- The exercise
Pull out each line of the records holding the string "apply".
──────────
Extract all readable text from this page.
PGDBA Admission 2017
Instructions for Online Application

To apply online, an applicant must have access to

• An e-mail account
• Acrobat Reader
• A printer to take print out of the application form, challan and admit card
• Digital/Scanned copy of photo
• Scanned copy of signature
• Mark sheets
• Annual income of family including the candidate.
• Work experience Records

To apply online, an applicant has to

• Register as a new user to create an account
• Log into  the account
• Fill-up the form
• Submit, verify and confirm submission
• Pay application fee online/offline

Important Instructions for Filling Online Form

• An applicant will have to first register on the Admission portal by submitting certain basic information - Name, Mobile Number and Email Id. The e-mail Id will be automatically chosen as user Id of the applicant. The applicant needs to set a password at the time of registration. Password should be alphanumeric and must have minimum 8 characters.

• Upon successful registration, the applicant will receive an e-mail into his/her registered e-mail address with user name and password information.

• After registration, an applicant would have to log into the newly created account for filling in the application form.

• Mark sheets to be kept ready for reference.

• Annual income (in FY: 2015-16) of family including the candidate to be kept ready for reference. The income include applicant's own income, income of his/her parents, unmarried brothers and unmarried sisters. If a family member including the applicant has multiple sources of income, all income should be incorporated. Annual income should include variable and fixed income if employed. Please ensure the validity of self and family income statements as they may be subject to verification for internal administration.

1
──────────
- Final answer
To apply online, an applicant must have access to
To apply online, an applicant has to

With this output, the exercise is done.